▶ **Dataset records**:
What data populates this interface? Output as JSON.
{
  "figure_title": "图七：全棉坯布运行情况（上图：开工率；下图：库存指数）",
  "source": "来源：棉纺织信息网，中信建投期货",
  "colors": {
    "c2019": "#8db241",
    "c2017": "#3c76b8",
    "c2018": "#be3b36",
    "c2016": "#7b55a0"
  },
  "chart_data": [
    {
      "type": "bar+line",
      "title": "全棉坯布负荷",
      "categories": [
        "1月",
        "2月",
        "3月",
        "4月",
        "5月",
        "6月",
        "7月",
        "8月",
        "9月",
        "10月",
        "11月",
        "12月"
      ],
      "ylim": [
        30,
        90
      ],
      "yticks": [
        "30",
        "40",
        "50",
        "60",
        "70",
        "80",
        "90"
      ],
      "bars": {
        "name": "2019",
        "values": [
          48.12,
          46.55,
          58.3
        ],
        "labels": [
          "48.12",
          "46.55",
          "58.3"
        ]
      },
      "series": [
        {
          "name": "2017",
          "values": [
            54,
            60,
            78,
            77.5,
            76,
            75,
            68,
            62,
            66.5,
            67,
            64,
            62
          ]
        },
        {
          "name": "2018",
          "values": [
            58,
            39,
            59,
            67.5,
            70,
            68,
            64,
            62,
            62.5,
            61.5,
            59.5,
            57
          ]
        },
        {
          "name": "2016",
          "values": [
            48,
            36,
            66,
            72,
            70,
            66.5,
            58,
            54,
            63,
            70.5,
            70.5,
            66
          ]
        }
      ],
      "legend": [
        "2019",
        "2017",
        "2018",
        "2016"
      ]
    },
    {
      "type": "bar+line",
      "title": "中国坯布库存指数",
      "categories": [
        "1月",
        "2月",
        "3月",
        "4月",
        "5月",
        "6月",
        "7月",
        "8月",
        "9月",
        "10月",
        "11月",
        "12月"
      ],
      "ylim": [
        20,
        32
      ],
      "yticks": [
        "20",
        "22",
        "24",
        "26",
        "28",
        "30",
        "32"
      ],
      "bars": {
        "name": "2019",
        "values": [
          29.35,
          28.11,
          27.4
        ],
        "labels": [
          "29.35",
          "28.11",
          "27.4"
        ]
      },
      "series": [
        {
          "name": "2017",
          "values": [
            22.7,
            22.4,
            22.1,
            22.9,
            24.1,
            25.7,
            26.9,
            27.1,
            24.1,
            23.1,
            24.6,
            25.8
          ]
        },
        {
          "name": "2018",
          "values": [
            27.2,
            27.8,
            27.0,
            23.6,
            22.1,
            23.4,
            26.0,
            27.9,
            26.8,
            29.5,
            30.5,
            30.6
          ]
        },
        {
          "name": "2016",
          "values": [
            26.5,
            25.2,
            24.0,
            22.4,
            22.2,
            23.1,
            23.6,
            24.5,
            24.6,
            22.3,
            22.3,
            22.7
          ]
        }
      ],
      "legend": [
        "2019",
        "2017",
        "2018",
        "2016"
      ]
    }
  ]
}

▶ **Short problem**:
Print the material verbatim, all of it.

▶ **Answer for this exercise**:
What data populates this interface? Output as JSON.
{
  "figure_title": "图七：全棉坯布运行情况（上图：开工率；下图：库存指数）",
  "source": "来源：棉纺织信息网，中信建投期货",
  "colors": {
    "c2019": "#8db241",
    "c2017": "#3c76b8",
    "c2018": "#be3b36",
    "c2016": "#7b55a0"
  },
  "chart_data": [
    {
      "type": "bar+line",
      "title": "全棉坯布负荷",
      "categories": [
        "1月",
        "2月",
        "3月",
        "4月",
        "5月",
        "6月",
        "7月",
        "8月",
        "9月",
        "10月",
        "11月",
        "12月"
      ],
      "ylim": [
        30,
        90
      ],
      "yticks": [
        "30",
        "40",
        "50",
        "60",
        "70",
        "80",
        "90"
      ],
      "bars": {
        "name": "2019",
        "values": [
          48.12,
          46.55,
          58.3
        ],
        "labels": [
          "48.12",
          "46.55",
          "58.3"
        ]
      },
      "series": [
        {
          "name": "2017",
          "values": [
            54,
            60,
            78,
            77.5,
            76,
            75,
            68,
            62,
            66.5,
            67,
            64,
            62
          ]
        },
        {
          "name": "2018",
          "values": [
            58,
            39,
            59,
            67.5,
            70,
            68,
            64,
            62,
            62.5,
            61.5,
            59.5,
            57
          ]
        },
        {
          "name": "2016",
          "values": [
            48,
            36,
            66,
            72,
            70,
            66.5,
            58,
            54,
            63,
            70.5,
            70.5,
            66
          ]
        }
      ],
      "legend": [
        "2019",
        "2017",
        "2018",
        "2016"
      ]
    },
    {
      "type": "bar+line",
      "title": "中国坯布库存指数",
      "categories": [
        "1月",
        "2月",
        "3月",
        "4月",
        "5月",
        "6月",
        "7月",
        "8月",
        "9月",
        "10月",
        "11月",
        "12月"
      ],
      "ylim": [
        20,
        32
      ],
      "yticks": [
        "20",
        "22",
        "24",
        "26",
        "28",
        "30",
        "32"
      ],
      "bars": {
        "name": "2019",
        "values": [
          29.35,
          28.11,
          27.4
        ],
        "labels": [
          "29.35",
          "28.11",
          "27.4"
        ]
      },
      "series": [
        {
          "name": "2017",
          "values": [
            22.7,
            22.4,
            22.1,
            22.9,
            24.1,
            25.7,
            26.9,
            27.1,
            24.1,
            23.1,
            24.6,
            25.8
          ]
        },
        {
          "name": "2018",
          "values": [
            27.2,
            27.8,
            27.0,
            23.6,
            22.1,
            23.4,
            26.0,
            27.9,
            26.8,
            29.5,
            30.5,
            30.6
          ]
        },
        {
          "name": "2016",
          "values": [
            26.5,
            25.2,
            24.0,
            22.4,
            22.2,
            23.1,
            23.6,
            24.5,
            24.6,
            22.3,
            22.3,
            22.7
          ]
        }
      ],
      "legend": [
        "2019",
        "2017",
        "2018",
        "2016"
      ]
    }
  ]
}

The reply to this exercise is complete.